═══ THE DATA ═══

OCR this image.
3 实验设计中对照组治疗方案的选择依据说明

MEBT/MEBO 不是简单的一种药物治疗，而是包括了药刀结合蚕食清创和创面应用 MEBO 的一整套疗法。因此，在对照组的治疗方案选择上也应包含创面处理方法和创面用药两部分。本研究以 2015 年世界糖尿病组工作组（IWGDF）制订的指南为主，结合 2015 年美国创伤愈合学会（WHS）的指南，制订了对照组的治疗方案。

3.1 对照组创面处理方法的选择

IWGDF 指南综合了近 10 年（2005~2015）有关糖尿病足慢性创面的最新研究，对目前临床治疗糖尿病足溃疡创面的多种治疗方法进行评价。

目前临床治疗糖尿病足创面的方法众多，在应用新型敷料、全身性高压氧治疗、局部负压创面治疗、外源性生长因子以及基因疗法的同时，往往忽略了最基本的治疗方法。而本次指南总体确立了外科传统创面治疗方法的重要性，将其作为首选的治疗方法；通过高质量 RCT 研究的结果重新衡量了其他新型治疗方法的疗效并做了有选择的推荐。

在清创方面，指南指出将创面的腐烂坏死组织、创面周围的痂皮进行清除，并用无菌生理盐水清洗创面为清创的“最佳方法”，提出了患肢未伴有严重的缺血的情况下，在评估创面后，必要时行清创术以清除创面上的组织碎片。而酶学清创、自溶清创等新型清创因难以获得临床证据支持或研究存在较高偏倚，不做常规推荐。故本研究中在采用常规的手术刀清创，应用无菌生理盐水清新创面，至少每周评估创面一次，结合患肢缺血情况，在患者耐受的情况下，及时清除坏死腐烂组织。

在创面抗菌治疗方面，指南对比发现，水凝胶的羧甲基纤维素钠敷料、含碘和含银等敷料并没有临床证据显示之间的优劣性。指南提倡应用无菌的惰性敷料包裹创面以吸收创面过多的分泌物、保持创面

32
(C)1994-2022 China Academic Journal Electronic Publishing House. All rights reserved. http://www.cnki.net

═══

**GIVEN PROBLEM:** Type out the material again exactly as presented.

**WRITTEN ANSWER:**
OCR this image.
3 实验设计中对照组治疗方案的选择依据说明

MEBT/MEBO 不是简单的一种药物治疗，而是包括了药刀结合蚕食清创和创面应用 MEBO 的一整套疗法。因此，在对照组的治疗方案选择上也应包含创面处理方法和创面用药两部分。本研究以 2015 年世界糖尿病组工作组（IWGDF）制订的指南为主，结合 2015 年美国创伤愈合学会（WHS）的指南，制订了对照组的治疗方案。

3.1 对照组创面处理方法的选择

IWGDF 指南综合了近 10 年（2005~2015）有关糖尿病足慢性创面的最新研究，对目前临床治疗糖尿病足溃疡创面的多种治疗方法进行评价。

目前临床治疗糖尿病足创面的方法众多，在应用新型敷料、全身性高压氧治疗、局部负压创面治疗、外源性生长因子以及基因疗法的同时，往往忽略了最基本的治疗方法。而本次指南总体确立了外科传统创面治疗方法的重要性，将其作为首选的治疗方法；通过高质量 RCT 研究的结果重新衡量了其他新型治疗方法的疗效并做了有选择的推荐。

在清创方面，指南指出将创面的腐烂坏死组织、创面周围的痂皮进行清除，并用无菌生理盐水清洗创面为清创的“最佳方法”，提出了患肢未伴有严重的缺血的情况下，在评估创面后，必要时行清创术以清除创面上的组织碎片。而酶学清创、自溶清创等新型清创因难以获得临床证据支持或研究存在较高偏倚，不做常规推荐。故本研究中在采用常规的手术刀清创，应用无菌生理盐水清新创面，至少每周评估创面一次，结合患肢缺血情况，在患者耐受的情况下，及时清除坏死腐烂组织。

在创面抗菌治疗方面，指南对比发现，水凝胶的羧甲基纤维素钠敷料、含碘和含银等敷料并没有临床证据显示之间的优劣性。指南提倡应用无菌的惰性敷料包裹创面以吸收创面过多的分泌物、保持创面

32
(C)1994-2022 China Academic Journal Electronic Publishing House. All rights reserved. http://www.cnki.net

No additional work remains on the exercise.